§ **Supplied data**
_____

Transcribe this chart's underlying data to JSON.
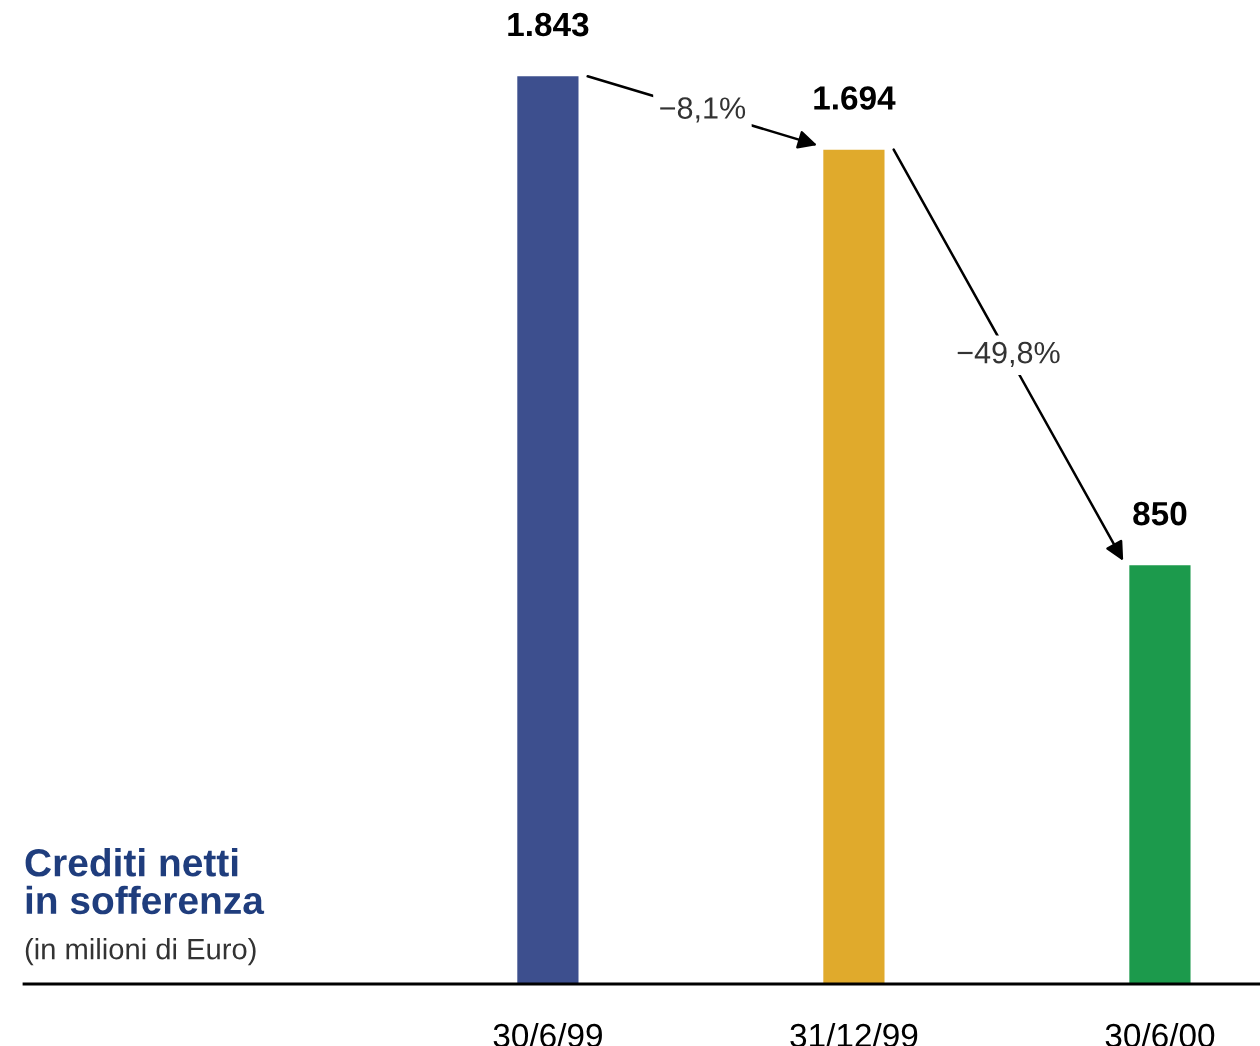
{
  "chart_data": {
    "type": "bar",
    "title": "Crediti netti\nin sofferenza",
    "subtitle": "(in milioni di Euro)",
    "categories": [
      "30/6/99",
      "31/12/99",
      "30/6/00"
    ],
    "values": [
      1843,
      1694,
      850
    ],
    "value_labels": [
      "1.843",
      "1.694",
      "850"
    ],
    "colors": [
      "#3d4f8e",
      "#e0aa2c",
      "#1c9a4c"
    ],
    "annotations": [
      "−8,1%",
      "−49,8%"
    ],
    "tick_labels": "x"
  }
}
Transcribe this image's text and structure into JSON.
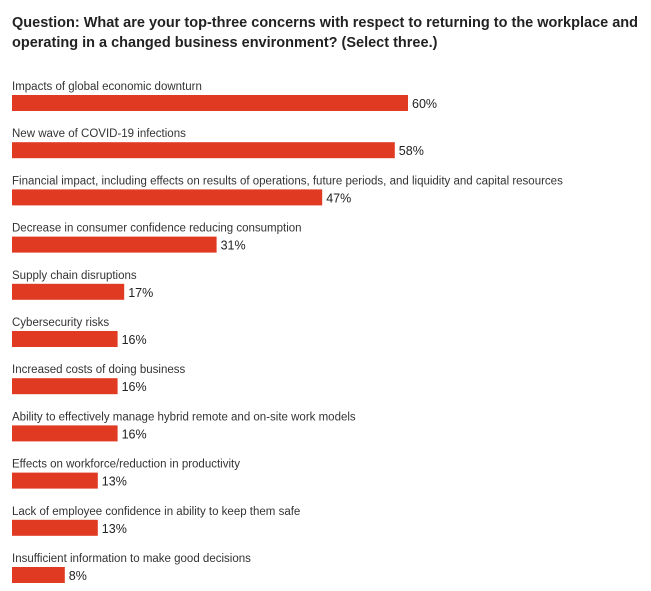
{
  "chart_data": {
    "type": "bar",
    "orientation": "horizontal",
    "title": "Question: What are your top-three concerns with respect to returning to the workplace and operating in a changed business environment? (Select three.)",
    "categories": [
      "Impacts of global economic downturn",
      "New wave of COVID-19 infections",
      "Financial impact, including effects on results of operations, future periods, and liquidity and capital resources",
      "Decrease in consumer confidence reducing consumption",
      "Supply chain disruptions",
      "Cybersecurity risks",
      "Increased costs of doing business",
      "Ability to effectively manage hybrid remote and on-site work models",
      "Effects on workforce/reduction in productivity",
      "Lack of employee confidence in ability to keep them safe",
      "Insufficient information to make good decisions"
    ],
    "values": [
      60,
      58,
      47,
      31,
      17,
      16,
      16,
      16,
      13,
      13,
      8
    ],
    "value_labels": [
      "60%",
      "58%",
      "47%",
      "31%",
      "17%",
      "16%",
      "16%",
      "16%",
      "13%",
      "13%",
      "8%"
    ],
    "unit": "%",
    "bar_color": "#e03a23",
    "grid": false,
    "legend": "none"
  }
}
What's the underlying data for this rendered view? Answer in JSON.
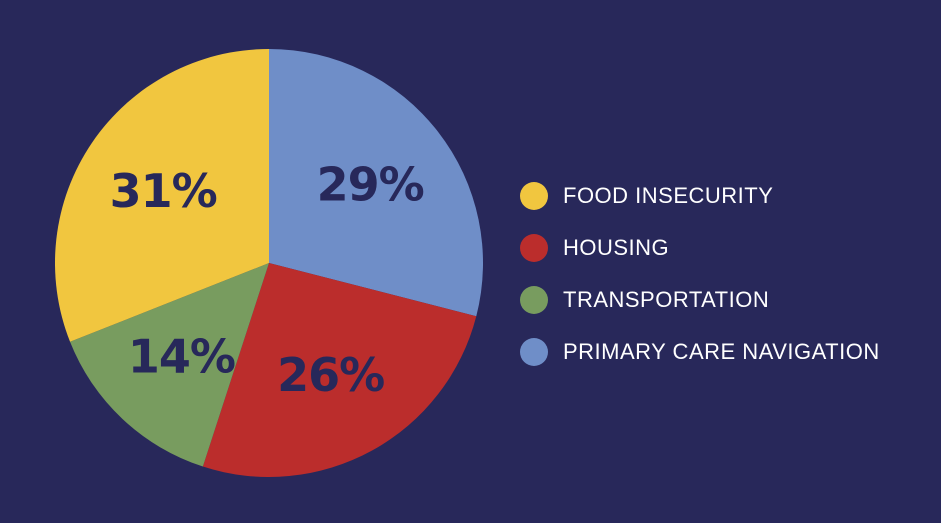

_____

§ **Your goal**
Return all lines containing the word "What".

§ **Written response**
    "title": "Question: What are your top-three concerns with respect to returning to the workplace and operating in a changed business environment? (Select three.)",
What's the underlying data for this rendered view? Answer in JSON.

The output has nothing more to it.